Work to be completed:
In the following material, identify every line holding the string "values" and return it.

◇ ◇ ◇

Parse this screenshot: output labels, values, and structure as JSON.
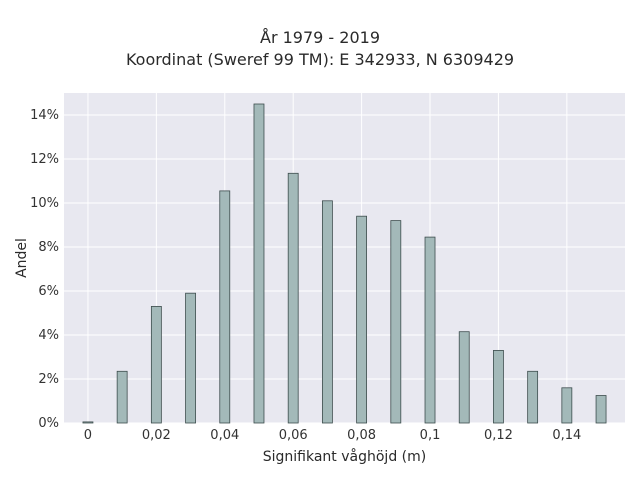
{
  "chart_data": {
    "type": "bar",
    "title_lines": [
      "År 1979 - 2019",
      "Koordinat (Sweref 99 TM): E 342933, N 6309429"
    ],
    "xlabel": "Signifikant våghöjd (m)",
    "ylabel": "Andel",
    "x": [
      0,
      0.01,
      0.02,
      0.03,
      0.04,
      0.05,
      0.06,
      0.07,
      0.08,
      0.09,
      0.1,
      0.11,
      0.12,
      0.13,
      0.14,
      0.15
    ],
    "values": [
      0.05,
      2.35,
      5.3,
      5.9,
      10.55,
      14.5,
      11.35,
      10.1,
      9.4,
      9.2,
      8.45,
      4.15,
      3.3,
      2.35,
      1.6,
      1.25
    ],
    "xlim": [
      -0.007,
      0.157
    ],
    "ylim": [
      0,
      15.0
    ],
    "xticks": [
      0,
      0.02,
      0.04,
      0.06,
      0.08,
      0.1,
      0.12,
      0.14
    ],
    "xtick_labels": [
      "0",
      "0,02",
      "0,04",
      "0,06",
      "0,08",
      "0,1",
      "0,12",
      "0,14"
    ],
    "yticks": [
      0,
      2,
      4,
      6,
      8,
      10,
      12,
      14
    ],
    "ytick_labels": [
      "0%",
      "2%",
      "4%",
      "6%",
      "8%",
      "10%",
      "12%",
      "14%"
    ],
    "grid": true,
    "colors": {
      "bar_fill": "#a3b9b9",
      "bar_stroke": "#3d4d4d",
      "plot_bg": "#e8e8f0",
      "grid": "#ffffff"
    }
  }
}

◇ ◇ ◇

Complete output:
Parse this screenshot: output labels, values, and structure as JSON.
    "values": [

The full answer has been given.